### Instructions for the task:
Single out each line with the word "BEAR" and copy it.

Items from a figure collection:
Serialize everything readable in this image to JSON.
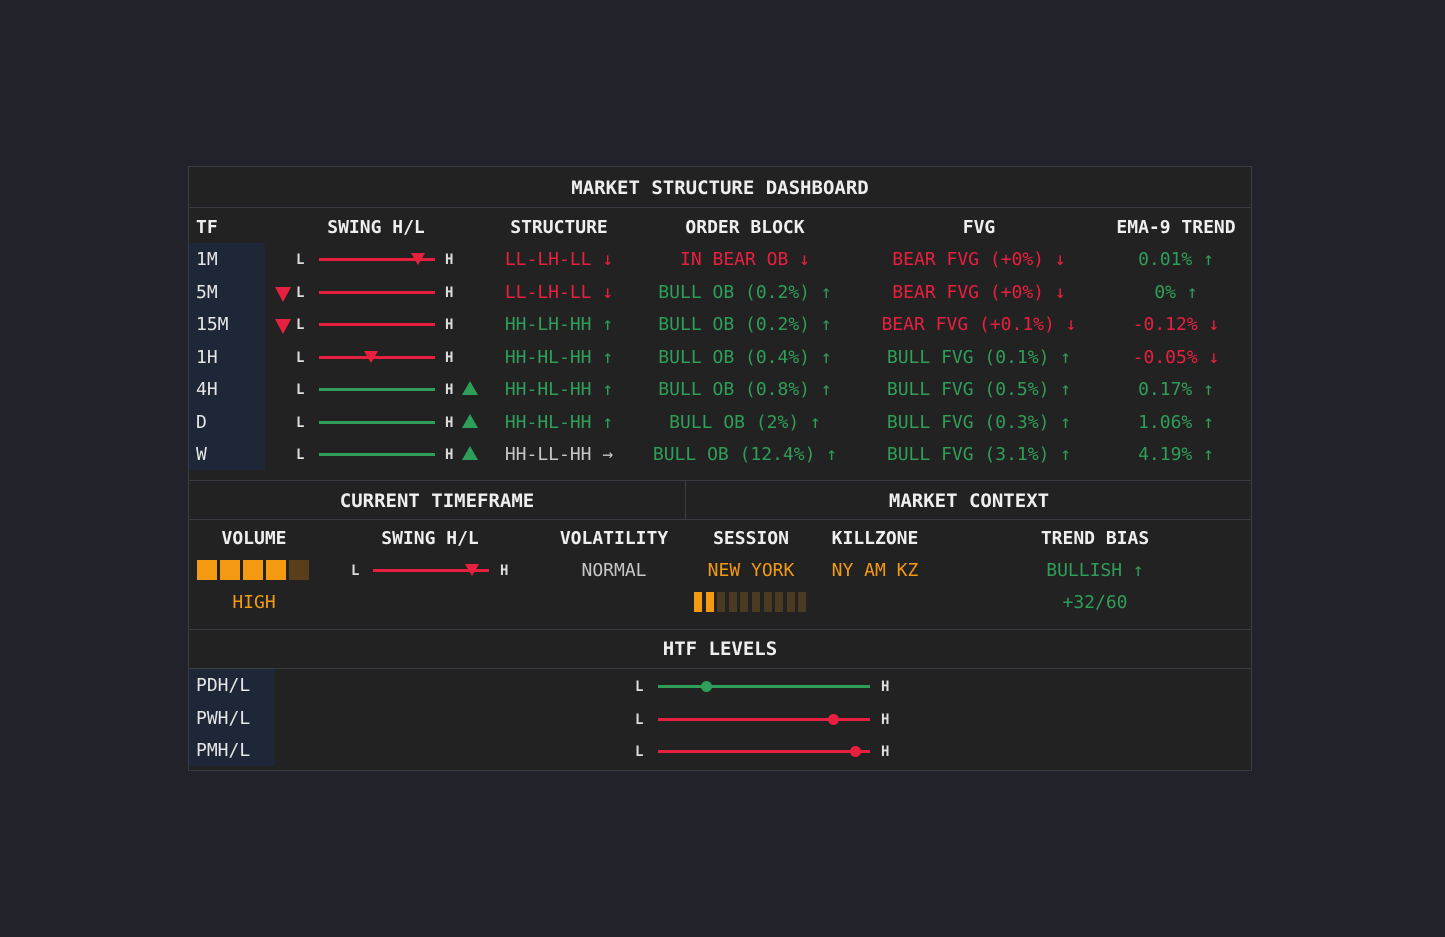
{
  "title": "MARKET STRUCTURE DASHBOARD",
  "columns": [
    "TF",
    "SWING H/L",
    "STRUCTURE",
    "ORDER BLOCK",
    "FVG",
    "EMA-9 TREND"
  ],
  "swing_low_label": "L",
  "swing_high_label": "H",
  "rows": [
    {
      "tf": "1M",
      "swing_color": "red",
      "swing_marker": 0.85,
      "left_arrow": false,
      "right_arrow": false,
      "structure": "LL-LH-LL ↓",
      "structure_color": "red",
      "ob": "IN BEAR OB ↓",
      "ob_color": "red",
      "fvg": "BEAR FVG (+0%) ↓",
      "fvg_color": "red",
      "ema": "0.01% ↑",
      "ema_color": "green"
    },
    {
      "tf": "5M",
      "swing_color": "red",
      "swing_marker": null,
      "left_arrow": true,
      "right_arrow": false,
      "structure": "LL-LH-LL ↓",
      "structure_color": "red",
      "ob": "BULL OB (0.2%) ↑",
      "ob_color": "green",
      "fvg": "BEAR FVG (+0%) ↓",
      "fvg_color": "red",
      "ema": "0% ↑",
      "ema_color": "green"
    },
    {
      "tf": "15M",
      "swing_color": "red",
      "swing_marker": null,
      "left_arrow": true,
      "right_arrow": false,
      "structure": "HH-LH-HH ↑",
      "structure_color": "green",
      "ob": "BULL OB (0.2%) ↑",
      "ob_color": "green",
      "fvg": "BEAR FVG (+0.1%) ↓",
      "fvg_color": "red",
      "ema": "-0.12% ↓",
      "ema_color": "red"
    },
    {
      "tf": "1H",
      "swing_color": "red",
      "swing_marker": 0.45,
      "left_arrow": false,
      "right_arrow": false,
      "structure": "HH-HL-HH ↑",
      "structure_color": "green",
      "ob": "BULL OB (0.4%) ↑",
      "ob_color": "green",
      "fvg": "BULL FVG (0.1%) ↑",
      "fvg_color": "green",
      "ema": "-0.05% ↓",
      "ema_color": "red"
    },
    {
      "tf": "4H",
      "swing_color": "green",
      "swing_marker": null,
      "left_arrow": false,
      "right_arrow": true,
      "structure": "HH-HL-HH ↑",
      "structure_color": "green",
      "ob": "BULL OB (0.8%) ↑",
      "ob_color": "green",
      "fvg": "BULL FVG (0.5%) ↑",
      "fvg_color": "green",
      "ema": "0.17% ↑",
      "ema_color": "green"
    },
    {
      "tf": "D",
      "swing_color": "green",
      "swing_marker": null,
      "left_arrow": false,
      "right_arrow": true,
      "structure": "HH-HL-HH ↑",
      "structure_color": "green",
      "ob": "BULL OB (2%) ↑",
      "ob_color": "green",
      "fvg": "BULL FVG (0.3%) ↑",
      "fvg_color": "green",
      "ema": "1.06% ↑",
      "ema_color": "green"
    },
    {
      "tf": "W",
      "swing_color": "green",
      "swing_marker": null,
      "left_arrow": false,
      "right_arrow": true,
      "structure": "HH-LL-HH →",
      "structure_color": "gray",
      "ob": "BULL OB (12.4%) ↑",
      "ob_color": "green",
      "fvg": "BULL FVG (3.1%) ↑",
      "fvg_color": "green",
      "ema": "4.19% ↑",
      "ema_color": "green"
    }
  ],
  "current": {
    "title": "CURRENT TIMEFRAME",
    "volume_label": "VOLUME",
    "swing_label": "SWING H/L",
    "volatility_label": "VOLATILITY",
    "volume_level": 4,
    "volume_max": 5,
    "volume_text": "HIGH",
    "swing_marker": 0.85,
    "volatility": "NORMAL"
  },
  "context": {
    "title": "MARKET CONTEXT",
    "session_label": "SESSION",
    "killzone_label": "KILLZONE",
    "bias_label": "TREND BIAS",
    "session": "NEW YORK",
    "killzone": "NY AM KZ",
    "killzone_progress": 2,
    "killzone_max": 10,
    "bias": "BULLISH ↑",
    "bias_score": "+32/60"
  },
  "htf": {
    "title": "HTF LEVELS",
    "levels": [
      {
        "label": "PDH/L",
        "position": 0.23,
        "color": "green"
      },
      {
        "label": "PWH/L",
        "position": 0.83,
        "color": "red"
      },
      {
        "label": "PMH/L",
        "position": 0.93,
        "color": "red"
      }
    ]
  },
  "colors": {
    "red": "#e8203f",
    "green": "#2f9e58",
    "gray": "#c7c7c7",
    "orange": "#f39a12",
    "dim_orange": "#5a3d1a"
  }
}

### The solution:
      "ob": "IN BEAR OB ↓",
      "fvg": "BEAR FVG (+0%) ↓",
      "fvg": "BEAR FVG (+0%) ↓",
      "fvg": "BEAR FVG (+0.1%) ↓",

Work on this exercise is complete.